## Your task
Arrange every line of the entries below as a single numbered list, dropping any blank lines.

## Record extracts
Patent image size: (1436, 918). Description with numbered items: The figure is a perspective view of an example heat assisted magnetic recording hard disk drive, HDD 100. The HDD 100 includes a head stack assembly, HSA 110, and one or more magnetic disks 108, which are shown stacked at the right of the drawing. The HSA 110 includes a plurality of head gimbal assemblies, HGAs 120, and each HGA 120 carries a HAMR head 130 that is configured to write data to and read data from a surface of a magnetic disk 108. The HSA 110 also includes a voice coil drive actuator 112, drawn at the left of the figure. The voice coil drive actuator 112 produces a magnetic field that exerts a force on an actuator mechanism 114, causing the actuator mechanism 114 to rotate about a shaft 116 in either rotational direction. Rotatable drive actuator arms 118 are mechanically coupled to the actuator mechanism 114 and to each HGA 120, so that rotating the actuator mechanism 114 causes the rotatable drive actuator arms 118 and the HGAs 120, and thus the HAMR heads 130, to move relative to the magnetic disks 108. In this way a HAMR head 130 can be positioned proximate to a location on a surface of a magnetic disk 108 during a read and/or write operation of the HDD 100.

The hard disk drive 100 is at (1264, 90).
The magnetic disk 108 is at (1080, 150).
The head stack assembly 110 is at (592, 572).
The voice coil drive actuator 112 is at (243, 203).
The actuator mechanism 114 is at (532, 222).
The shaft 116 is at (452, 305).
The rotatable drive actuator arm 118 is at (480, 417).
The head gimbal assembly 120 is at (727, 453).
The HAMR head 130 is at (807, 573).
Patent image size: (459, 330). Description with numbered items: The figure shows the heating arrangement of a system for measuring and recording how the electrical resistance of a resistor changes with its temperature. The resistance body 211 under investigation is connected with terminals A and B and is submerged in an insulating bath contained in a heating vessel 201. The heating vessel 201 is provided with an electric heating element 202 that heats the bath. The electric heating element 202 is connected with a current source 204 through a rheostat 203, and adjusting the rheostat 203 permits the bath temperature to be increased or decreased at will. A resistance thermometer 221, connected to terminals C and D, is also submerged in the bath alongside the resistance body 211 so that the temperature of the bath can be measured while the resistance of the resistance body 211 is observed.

## Output
1. Patent image size: (1436, 918). Description with numbered items: The figure is a perspective view of an example heat assisted magnetic recording hard disk drive, HDD 100. The HDD 100 includes a head stack assembly, HSA 110, and one or more magnetic disks 108, which are shown stacked at the right of the drawing. The HSA 110 includes a plurality of head gimbal assemblies, HGAs 120, and each HGA 120 carries a HAMR head 130 that is configured to write data to and read data from a surface of a magnetic disk 108. The HSA 110 also includes a voice coil drive actuator 112, drawn at the left of the figure. The voice coil drive actuator 112 produces a magnetic field that exerts a force on an actuator mechanism 114, causing the actuator mechanism 114 to rotate about a shaft 116 in either rotational direction. Rotatable drive actuator arms 118 are mechanically coupled to the actuator mechanism 114 and to each HGA 120, so that rotating the actuator mechanism 114 causes the rotatable drive actuator arms 118 and the HGAs 120, and thus the HAMR heads 130, to move relative to the magnetic disks 108. In this way a HAMR head 130 can be positioned proximate to a location on a surface of a magnetic disk 108 during a read and/or write operation of the HDD 100.
2. The hard disk drive 100 is at (1264, 90).
3. The magnetic disk 108 is at (1080, 150).
4. The head stack assembly 110 is at (592, 572).
5. The voice coil drive actuator 112 is at (243, 203).
6. The actuator mechanism 114 is at (532, 222).
7. The shaft 116 is at (452, 305).
8. The rotatable drive actuator arm 118 is at (480, 417).
9. The head gimbal assembly 120 is at (727, 453).
10. The HAMR head 130 is at (807, 573).
11. Patent image size: (459, 330). Description with numbered items: The figure shows the heating arrangement of a system for measuring and recording how the electrical resistance of a resistor changes with its temperature. The resistance body 211 under investigation is connected with terminals A and B and is submerged in an insulating bath contained in a heating vessel 201. The heating vessel 201 is provided with an electric heating element 202 that heats the bath. The electric heating element 202 is connected with a current source 204 through a rheostat 203, and adjusting the rheostat 203 permits the bath temperature to be increased or decreased at will. A resistance thermometer 221, connected to terminals C and D, is also submerged in the bath alongside the resistance body 211 so that the temperature of the bath can be measured while the resistance of the resistance body 211 is observed.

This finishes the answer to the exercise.